* **EXERCISE BRIEF**:
Take the line with "Transcribe the text in this document." and every line after it, through the end of the listing, and give them again exactly, pictures excluded.

[BEGIN AVAILABLE DATA]

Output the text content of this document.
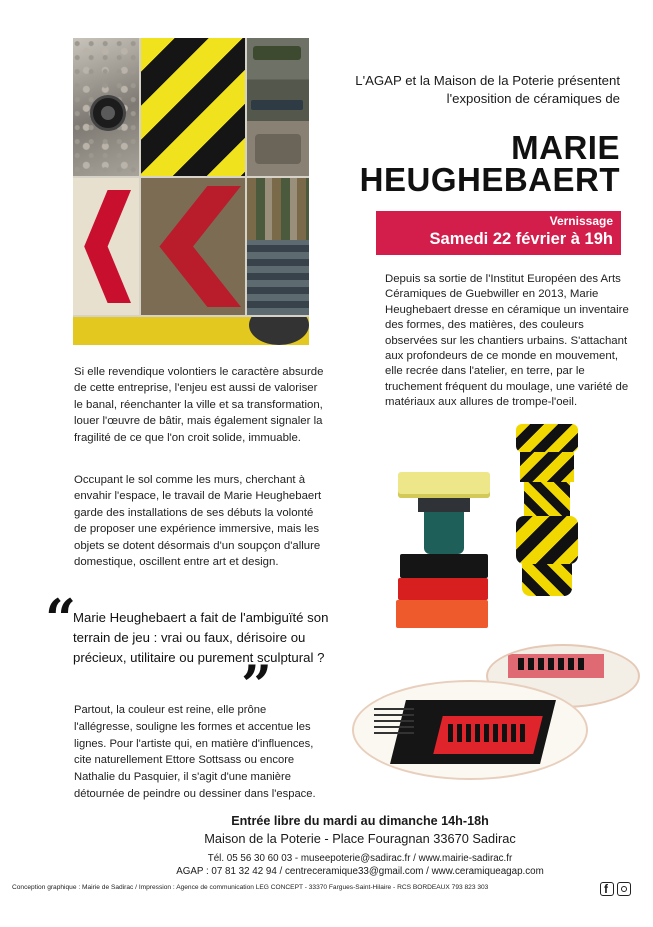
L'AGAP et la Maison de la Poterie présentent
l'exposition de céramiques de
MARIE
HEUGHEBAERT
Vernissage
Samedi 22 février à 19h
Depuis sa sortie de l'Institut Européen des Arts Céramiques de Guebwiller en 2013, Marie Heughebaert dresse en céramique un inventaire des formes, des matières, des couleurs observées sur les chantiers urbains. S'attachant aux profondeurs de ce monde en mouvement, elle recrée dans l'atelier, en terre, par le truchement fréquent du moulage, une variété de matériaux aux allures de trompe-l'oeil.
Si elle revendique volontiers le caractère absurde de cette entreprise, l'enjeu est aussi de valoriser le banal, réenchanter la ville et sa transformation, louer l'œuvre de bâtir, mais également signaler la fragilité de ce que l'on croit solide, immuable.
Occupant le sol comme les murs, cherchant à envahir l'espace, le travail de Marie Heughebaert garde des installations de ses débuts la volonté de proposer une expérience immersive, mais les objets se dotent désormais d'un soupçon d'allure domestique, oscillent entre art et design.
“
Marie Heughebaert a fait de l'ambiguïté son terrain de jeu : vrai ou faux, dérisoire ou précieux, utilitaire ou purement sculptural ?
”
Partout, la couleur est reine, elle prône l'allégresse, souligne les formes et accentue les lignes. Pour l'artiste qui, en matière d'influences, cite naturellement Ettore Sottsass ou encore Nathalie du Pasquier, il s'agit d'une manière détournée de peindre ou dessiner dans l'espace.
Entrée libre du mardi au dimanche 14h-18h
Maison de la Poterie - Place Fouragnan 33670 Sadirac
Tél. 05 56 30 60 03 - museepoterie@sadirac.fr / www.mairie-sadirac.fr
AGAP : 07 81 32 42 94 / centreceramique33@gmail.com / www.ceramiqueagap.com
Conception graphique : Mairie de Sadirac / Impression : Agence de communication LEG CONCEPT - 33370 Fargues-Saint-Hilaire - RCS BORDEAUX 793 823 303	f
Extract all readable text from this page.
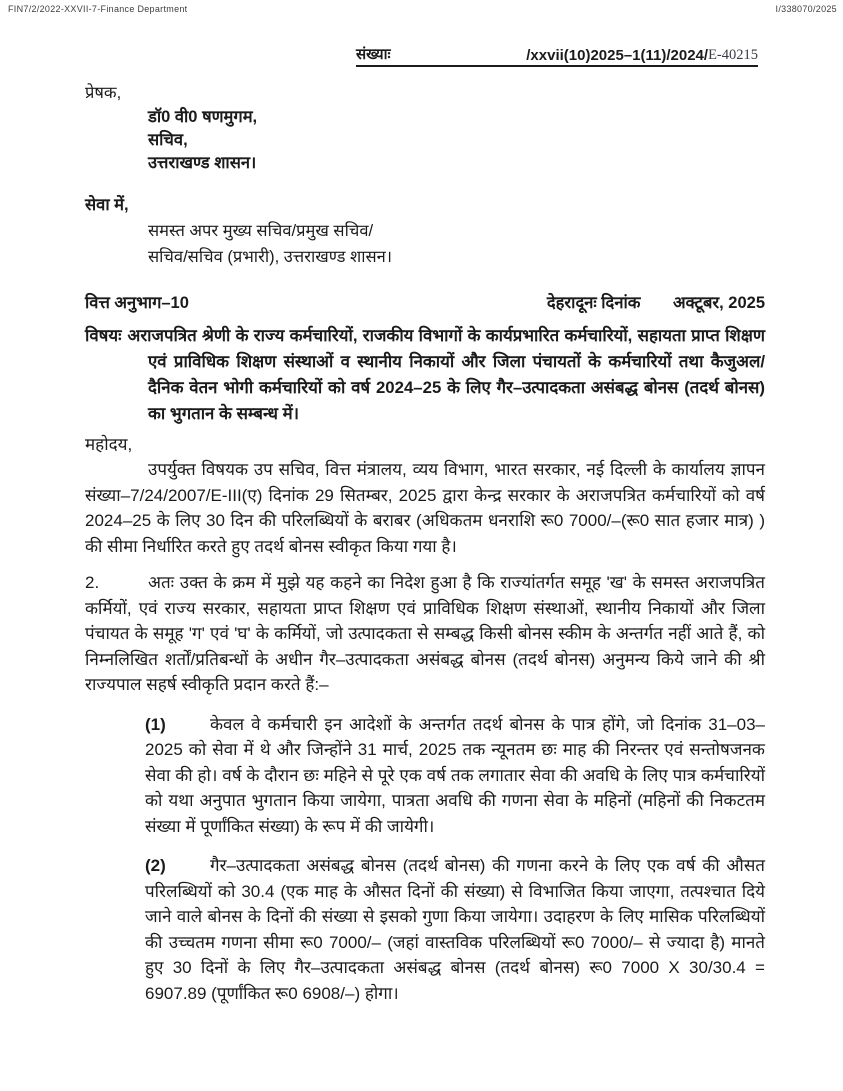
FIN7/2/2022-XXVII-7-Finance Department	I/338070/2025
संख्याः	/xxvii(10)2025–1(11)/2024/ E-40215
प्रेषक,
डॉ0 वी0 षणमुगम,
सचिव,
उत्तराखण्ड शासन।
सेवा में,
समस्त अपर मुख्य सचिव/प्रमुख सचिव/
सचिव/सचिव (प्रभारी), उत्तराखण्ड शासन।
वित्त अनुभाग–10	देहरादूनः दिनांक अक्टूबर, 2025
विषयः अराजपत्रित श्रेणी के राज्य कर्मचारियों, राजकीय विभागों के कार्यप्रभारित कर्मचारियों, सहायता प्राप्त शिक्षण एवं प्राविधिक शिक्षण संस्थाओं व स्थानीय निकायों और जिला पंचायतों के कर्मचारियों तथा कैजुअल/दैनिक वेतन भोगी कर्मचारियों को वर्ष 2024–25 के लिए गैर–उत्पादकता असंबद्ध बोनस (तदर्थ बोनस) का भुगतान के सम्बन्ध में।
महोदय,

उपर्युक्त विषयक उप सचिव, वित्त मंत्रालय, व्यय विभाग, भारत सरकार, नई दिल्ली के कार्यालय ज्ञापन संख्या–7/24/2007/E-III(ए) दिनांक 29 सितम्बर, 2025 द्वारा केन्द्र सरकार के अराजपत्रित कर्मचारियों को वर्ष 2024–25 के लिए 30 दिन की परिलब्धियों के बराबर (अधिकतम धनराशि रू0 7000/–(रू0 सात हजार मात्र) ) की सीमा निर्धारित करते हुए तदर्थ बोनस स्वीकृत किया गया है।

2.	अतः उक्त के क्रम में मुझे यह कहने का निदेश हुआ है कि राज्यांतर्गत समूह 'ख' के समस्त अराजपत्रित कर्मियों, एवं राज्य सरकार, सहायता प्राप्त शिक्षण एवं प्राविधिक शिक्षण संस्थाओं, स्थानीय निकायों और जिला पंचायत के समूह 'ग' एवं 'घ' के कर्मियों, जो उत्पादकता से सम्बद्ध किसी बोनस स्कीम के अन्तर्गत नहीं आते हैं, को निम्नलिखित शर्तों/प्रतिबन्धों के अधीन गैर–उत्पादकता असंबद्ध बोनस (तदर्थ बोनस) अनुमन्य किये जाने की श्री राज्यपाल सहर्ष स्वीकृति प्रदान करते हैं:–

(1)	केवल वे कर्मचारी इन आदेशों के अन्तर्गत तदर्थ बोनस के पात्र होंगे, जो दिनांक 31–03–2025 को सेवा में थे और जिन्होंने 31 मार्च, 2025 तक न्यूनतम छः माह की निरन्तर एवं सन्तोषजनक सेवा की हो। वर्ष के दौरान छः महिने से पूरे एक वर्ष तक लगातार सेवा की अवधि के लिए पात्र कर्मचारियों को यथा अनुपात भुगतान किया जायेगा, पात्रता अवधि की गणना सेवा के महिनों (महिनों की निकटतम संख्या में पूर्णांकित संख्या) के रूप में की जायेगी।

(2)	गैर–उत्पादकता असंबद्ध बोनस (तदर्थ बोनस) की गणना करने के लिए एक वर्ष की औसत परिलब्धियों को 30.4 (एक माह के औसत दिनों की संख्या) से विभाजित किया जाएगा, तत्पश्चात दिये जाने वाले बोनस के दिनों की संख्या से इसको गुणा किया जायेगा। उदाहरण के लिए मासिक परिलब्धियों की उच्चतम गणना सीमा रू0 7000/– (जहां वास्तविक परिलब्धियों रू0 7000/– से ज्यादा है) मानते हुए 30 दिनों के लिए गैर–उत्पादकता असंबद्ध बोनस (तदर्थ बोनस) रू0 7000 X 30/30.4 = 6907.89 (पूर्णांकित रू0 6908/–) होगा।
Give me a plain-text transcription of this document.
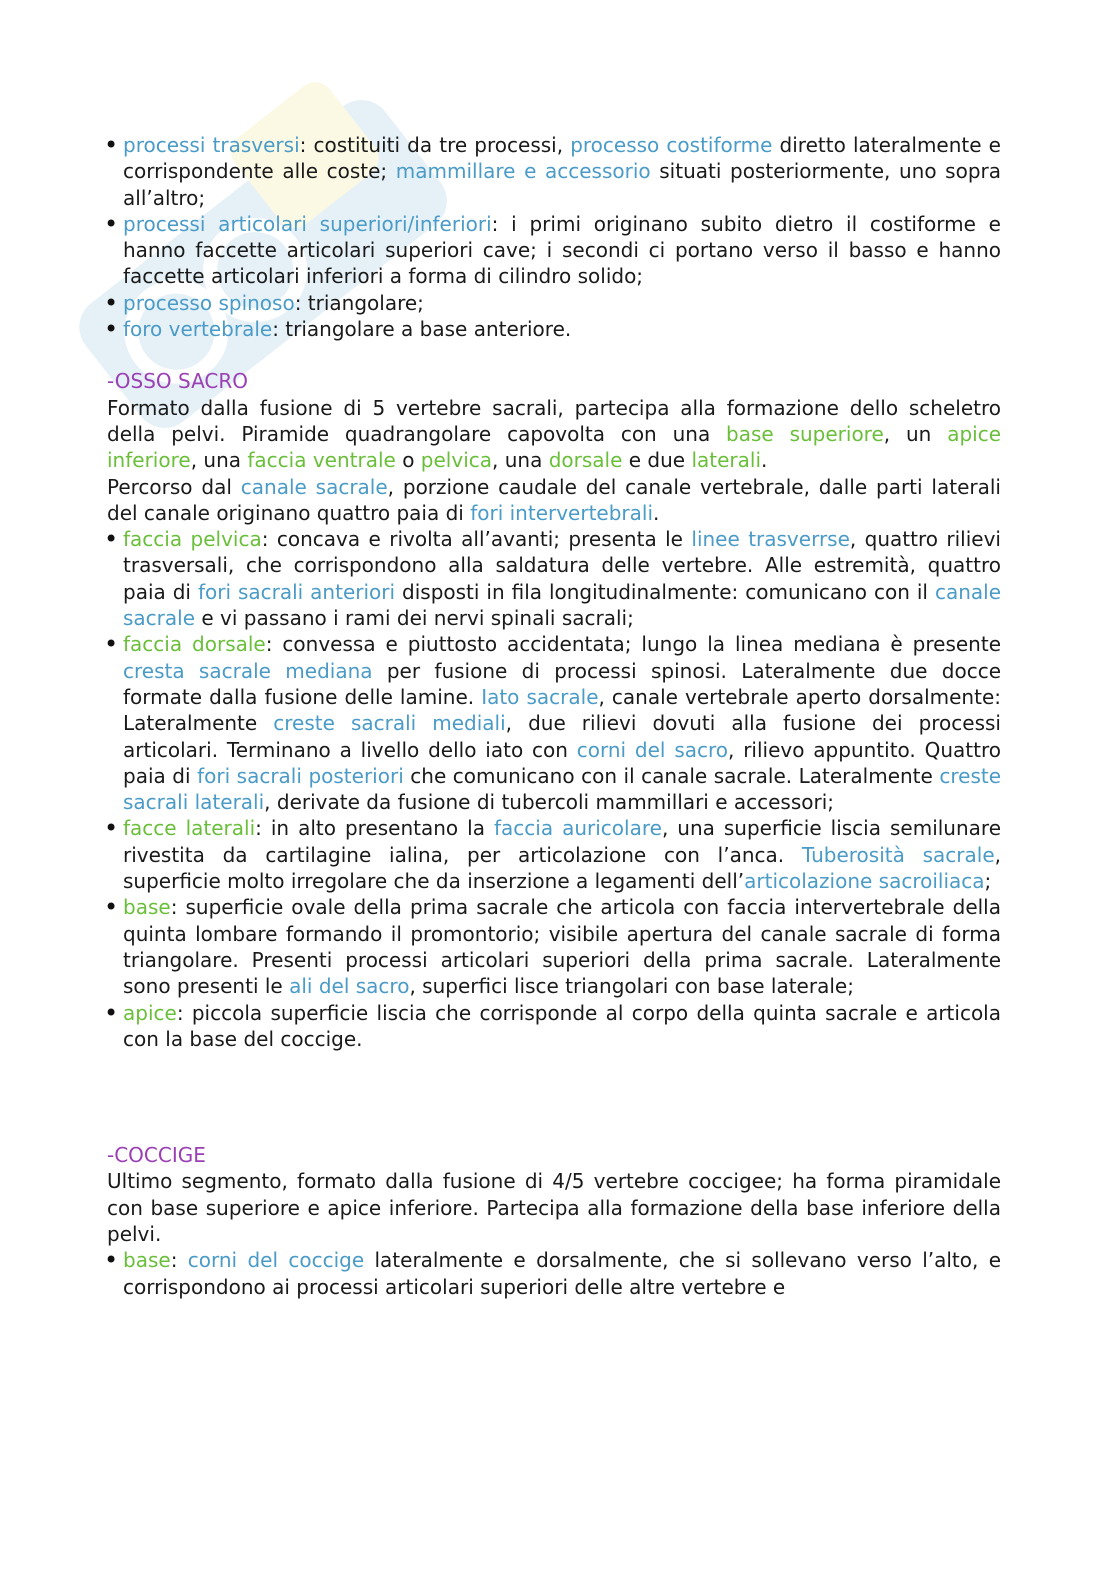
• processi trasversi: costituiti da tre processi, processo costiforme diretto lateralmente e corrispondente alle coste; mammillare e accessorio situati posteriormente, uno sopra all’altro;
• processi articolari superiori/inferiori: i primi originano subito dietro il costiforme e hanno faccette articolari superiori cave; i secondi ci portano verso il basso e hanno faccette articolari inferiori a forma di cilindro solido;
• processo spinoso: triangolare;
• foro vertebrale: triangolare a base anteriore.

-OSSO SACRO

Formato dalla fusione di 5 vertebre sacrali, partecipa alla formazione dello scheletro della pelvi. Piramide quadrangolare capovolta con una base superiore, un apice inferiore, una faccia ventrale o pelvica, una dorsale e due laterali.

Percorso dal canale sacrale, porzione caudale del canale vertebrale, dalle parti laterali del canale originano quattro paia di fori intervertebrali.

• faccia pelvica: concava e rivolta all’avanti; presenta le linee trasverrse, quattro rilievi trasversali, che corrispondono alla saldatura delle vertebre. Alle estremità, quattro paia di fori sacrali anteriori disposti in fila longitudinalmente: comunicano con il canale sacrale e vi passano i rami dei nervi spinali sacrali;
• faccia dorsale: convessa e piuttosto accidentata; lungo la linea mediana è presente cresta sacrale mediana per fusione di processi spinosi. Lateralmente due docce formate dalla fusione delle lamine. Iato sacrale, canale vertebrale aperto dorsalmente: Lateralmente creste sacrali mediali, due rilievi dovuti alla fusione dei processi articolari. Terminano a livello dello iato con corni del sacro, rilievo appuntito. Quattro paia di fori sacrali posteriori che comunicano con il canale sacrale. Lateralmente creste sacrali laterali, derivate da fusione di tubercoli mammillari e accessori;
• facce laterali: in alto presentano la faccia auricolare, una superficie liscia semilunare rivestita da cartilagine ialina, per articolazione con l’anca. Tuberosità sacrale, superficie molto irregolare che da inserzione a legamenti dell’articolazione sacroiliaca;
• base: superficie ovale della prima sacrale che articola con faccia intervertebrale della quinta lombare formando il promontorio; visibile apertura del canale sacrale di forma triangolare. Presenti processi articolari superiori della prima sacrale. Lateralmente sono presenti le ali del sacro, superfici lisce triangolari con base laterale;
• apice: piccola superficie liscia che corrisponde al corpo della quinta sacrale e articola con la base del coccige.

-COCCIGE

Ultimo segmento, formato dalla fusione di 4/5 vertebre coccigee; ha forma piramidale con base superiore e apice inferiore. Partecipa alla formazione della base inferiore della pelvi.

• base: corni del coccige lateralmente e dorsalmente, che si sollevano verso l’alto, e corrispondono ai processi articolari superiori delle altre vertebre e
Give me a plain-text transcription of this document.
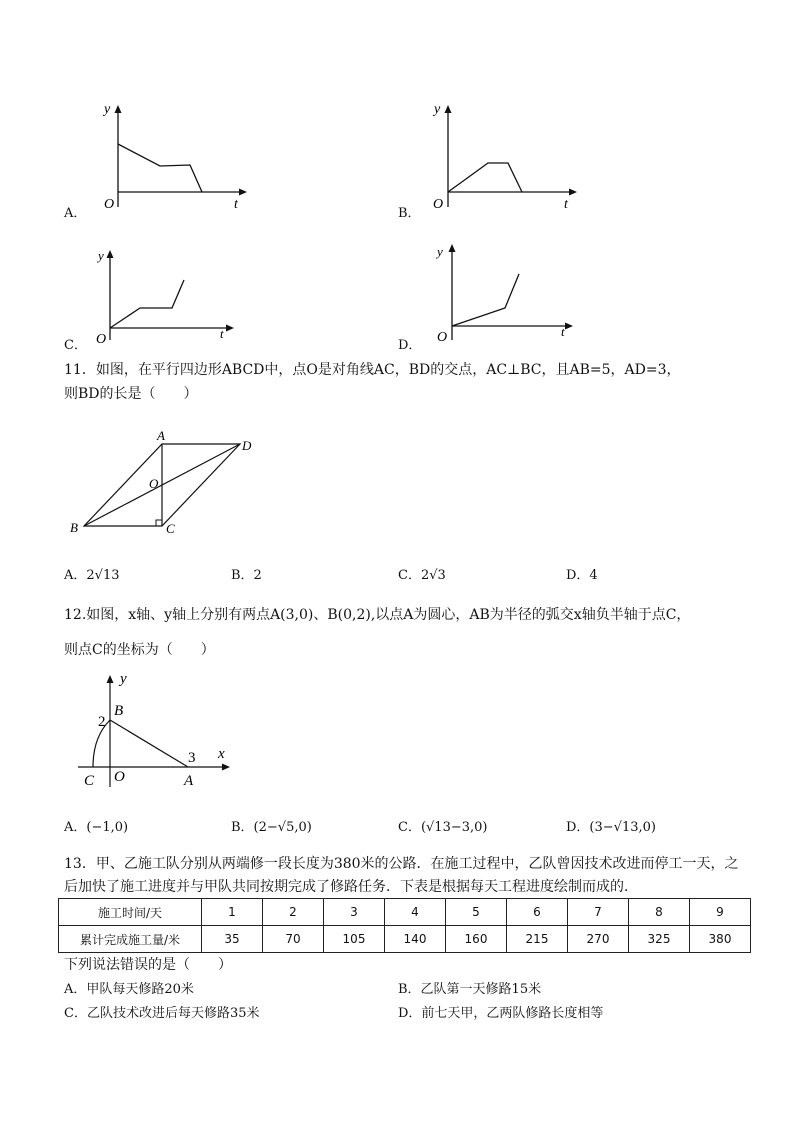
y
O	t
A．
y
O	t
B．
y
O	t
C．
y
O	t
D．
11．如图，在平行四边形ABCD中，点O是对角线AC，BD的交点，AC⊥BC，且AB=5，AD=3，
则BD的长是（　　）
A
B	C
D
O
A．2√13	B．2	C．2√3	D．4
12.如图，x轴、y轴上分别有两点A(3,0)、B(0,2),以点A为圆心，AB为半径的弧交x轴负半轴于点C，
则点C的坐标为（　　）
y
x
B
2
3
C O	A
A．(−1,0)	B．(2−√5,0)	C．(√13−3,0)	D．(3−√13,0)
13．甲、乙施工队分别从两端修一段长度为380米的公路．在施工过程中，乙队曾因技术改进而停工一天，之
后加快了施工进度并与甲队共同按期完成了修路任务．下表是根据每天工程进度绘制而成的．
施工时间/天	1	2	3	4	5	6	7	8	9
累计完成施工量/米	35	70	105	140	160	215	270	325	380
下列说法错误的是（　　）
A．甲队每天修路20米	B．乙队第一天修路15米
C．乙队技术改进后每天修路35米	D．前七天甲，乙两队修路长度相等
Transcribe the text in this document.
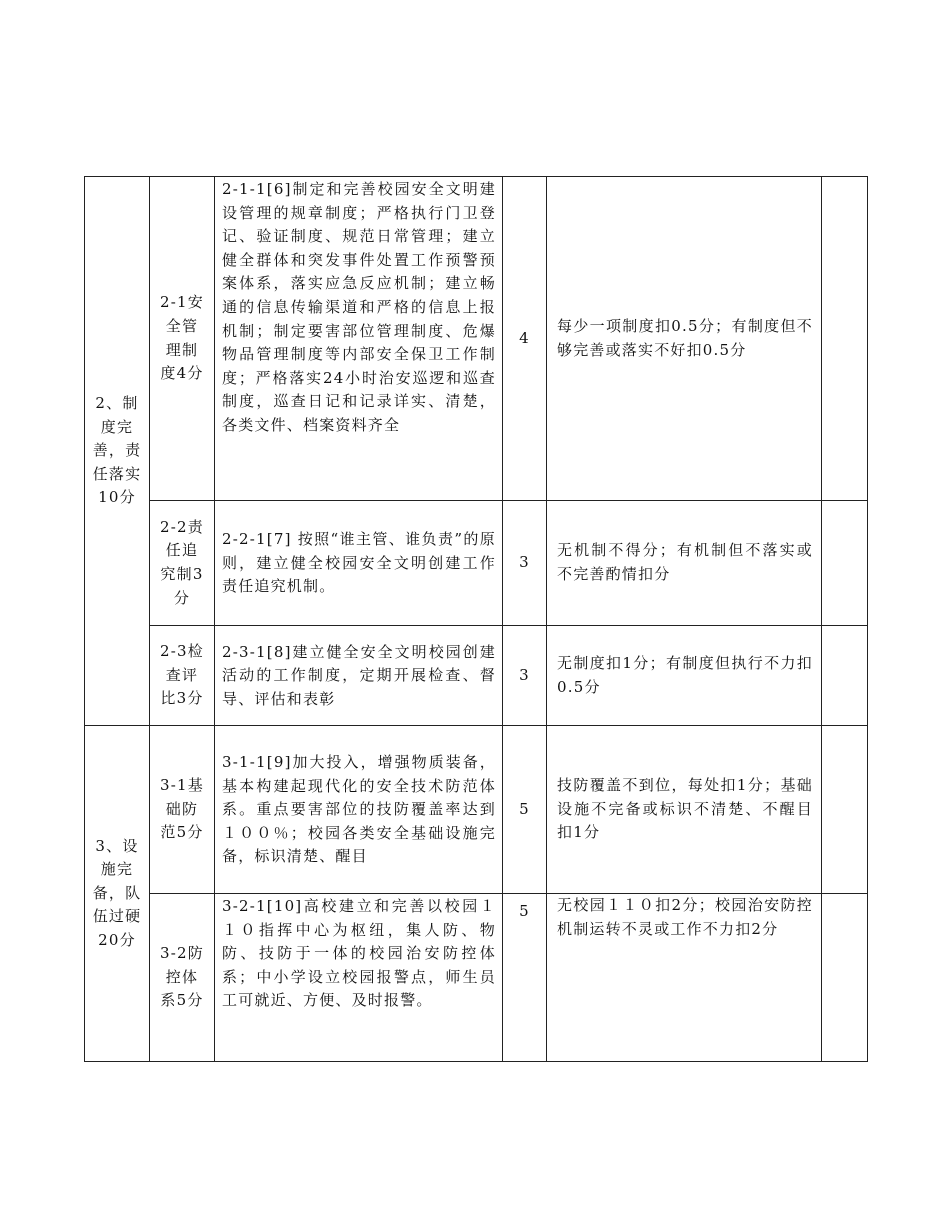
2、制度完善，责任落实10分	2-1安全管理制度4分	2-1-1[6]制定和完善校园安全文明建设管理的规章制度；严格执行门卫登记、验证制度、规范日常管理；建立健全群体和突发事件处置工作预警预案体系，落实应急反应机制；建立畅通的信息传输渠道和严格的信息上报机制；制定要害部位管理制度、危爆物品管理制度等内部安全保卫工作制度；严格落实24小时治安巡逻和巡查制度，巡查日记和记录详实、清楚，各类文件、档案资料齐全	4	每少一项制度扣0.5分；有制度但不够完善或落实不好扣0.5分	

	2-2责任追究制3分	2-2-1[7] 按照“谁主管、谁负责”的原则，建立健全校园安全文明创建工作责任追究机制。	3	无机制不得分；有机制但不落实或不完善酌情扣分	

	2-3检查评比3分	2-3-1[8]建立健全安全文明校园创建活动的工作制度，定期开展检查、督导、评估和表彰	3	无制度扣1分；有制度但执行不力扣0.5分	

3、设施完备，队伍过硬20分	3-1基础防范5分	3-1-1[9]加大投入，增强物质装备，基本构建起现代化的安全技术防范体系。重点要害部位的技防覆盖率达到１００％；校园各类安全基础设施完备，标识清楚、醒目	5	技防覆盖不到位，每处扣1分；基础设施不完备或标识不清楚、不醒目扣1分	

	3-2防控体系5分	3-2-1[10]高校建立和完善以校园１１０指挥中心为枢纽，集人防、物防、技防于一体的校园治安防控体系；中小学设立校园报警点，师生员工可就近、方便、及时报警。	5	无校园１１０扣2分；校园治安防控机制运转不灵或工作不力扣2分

[END AVAILABLE DATA]

* **COMPLETED EXERCISE**:
Transcribe the text in this document.
2、制度完善，责任落实10分	2-1安全管理制度4分	2-1-1[6]制定和完善校园安全文明建设管理的规章制度；严格执行门卫登记、验证制度、规范日常管理；建立健全群体和突发事件处置工作预警预案体系，落实应急反应机制；建立畅通的信息传输渠道和严格的信息上报机制；制定要害部位管理制度、危爆物品管理制度等内部安全保卫工作制度；严格落实24小时治安巡逻和巡查制度，巡查日记和记录详实、清楚，各类文件、档案资料齐全	4	每少一项制度扣0.5分；有制度但不够完善或落实不好扣0.5分	

	2-2责任追究制3分	2-2-1[7] 按照“谁主管、谁负责”的原则，建立健全校园安全文明创建工作责任追究机制。	3	无机制不得分；有机制但不落实或不完善酌情扣分	

	2-3检查评比3分	2-3-1[8]建立健全安全文明校园创建活动的工作制度，定期开展检查、督导、评估和表彰	3	无制度扣1分；有制度但执行不力扣0.5分	

3、设施完备，队伍过硬20分	3-1基础防范5分	3-1-1[9]加大投入，增强物质装备，基本构建起现代化的安全技术防范体系。重点要害部位的技防覆盖率达到１００％；校园各类安全基础设施完备，标识清楚、醒目	5	技防覆盖不到位，每处扣1分；基础设施不完备或标识不清楚、不醒目扣1分	

	3-2防控体系5分	3-2-1[10]高校建立和完善以校园１１０指挥中心为枢纽，集人防、物防、技防于一体的校园治安防控体系；中小学设立校园报警点，师生员工可就近、方便、及时报警。	5	无校园１１０扣2分；校园治安防控机制运转不灵或工作不力扣2分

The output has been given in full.